Dataset items:
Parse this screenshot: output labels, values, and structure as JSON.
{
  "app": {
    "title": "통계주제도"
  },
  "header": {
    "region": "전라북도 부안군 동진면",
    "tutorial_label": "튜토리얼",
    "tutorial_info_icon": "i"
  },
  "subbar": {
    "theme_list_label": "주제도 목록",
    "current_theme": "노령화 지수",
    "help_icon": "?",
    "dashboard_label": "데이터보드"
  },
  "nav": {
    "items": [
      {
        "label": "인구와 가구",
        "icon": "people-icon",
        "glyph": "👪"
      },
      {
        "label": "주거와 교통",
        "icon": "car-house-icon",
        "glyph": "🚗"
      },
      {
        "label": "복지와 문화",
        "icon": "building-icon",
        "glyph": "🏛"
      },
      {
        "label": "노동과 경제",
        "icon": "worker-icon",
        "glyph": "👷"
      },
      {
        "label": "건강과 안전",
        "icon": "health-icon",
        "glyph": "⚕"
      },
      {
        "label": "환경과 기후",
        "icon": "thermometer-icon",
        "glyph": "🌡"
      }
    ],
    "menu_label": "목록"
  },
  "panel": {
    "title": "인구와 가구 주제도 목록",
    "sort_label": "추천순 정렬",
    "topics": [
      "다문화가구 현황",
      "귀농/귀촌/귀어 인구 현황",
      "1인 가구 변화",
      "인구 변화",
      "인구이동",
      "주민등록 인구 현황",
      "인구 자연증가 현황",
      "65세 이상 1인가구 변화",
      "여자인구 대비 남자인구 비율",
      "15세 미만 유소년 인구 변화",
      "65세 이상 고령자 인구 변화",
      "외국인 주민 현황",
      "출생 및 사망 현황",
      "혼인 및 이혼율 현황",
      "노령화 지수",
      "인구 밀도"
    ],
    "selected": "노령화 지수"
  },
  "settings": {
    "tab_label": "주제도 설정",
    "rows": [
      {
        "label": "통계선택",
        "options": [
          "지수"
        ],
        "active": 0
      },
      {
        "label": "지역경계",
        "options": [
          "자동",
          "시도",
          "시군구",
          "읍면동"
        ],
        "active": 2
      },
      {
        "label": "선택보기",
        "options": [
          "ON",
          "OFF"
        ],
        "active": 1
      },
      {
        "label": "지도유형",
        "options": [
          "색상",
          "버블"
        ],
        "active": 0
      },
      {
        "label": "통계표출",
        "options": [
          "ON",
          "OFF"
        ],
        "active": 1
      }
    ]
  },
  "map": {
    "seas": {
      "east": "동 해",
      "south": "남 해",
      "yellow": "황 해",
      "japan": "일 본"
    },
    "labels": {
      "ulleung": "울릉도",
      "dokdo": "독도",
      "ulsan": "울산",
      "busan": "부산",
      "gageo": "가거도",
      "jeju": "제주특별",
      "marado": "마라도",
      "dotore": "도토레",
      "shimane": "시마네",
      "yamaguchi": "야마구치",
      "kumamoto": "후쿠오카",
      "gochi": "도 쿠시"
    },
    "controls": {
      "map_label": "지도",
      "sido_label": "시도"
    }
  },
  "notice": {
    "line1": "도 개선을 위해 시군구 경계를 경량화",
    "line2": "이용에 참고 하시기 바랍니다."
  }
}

Exercise requirements
Quote every line of the data, word for word.

Correct answer
Parse this screenshot: output labels, values, and structure as JSON.
{
  "app": {
    "title": "통계주제도"
  },
  "header": {
    "region": "전라북도 부안군 동진면",
    "tutorial_label": "튜토리얼",
    "tutorial_info_icon": "i"
  },
  "subbar": {
    "theme_list_label": "주제도 목록",
    "current_theme": "노령화 지수",
    "help_icon": "?",
    "dashboard_label": "데이터보드"
  },
  "nav": {
    "items": [
      {
        "label": "인구와 가구",
        "icon": "people-icon",
        "glyph": "👪"
      },
      {
        "label": "주거와 교통",
        "icon": "car-house-icon",
        "glyph": "🚗"
      },
      {
        "label": "복지와 문화",
        "icon": "building-icon",
        "glyph": "🏛"
      },
      {
        "label": "노동과 경제",
        "icon": "worker-icon",
        "glyph": "👷"
      },
      {
        "label": "건강과 안전",
        "icon": "health-icon",
        "glyph": "⚕"
      },
      {
        "label": "환경과 기후",
        "icon": "thermometer-icon",
        "glyph": "🌡"
      }
    ],
    "menu_label": "목록"
  },
  "panel": {
    "title": "인구와 가구 주제도 목록",
    "sort_label": "추천순 정렬",
    "topics": [
      "다문화가구 현황",
      "귀농/귀촌/귀어 인구 현황",
      "1인 가구 변화",
      "인구 변화",
      "인구이동",
      "주민등록 인구 현황",
      "인구 자연증가 현황",
      "65세 이상 1인가구 변화",
      "여자인구 대비 남자인구 비율",
      "15세 미만 유소년 인구 변화",
      "65세 이상 고령자 인구 변화",
      "외국인 주민 현황",
      "출생 및 사망 현황",
      "혼인 및 이혼율 현황",
      "노령화 지수",
      "인구 밀도"
    ],
    "selected": "노령화 지수"
  },
  "settings": {
    "tab_label": "주제도 설정",
    "rows": [
      {
        "label": "통계선택",
        "options": [
          "지수"
        ],
        "active": 0
      },
      {
        "label": "지역경계",
        "options": [
          "자동",
          "시도",
          "시군구",
          "읍면동"
        ],
        "active": 2
      },
      {
        "label": "선택보기",
        "options": [
          "ON",
          "OFF"
        ],
        "active": 1
      },
      {
        "label": "지도유형",
        "options": [
          "색상",
          "버블"
        ],
        "active": 0
      },
      {
        "label": "통계표출",
        "options": [
          "ON",
          "OFF"
        ],
        "active": 1
      }
    ]
  },
  "map": {
    "seas": {
      "east": "동 해",
      "south": "남 해",
      "yellow": "황 해",
      "japan": "일 본"
    },
    "labels": {
      "ulleung": "울릉도",
      "dokdo": "독도",
      "ulsan": "울산",
      "busan": "부산",
      "gageo": "가거도",
      "jeju": "제주특별",
      "marado": "마라도",
      "dotore": "도토레",
      "shimane": "시마네",
      "yamaguchi": "야마구치",
      "kumamoto": "후쿠오카",
      "gochi": "도 쿠시"
    },
    "controls": {
      "map_label": "지도",
      "sido_label": "시도"
    }
  },
  "notice": {
    "line1": "도 개선을 위해 시군구 경계를 경량화",
    "line2": "이용에 참고 하시기 바랍니다."
  }
}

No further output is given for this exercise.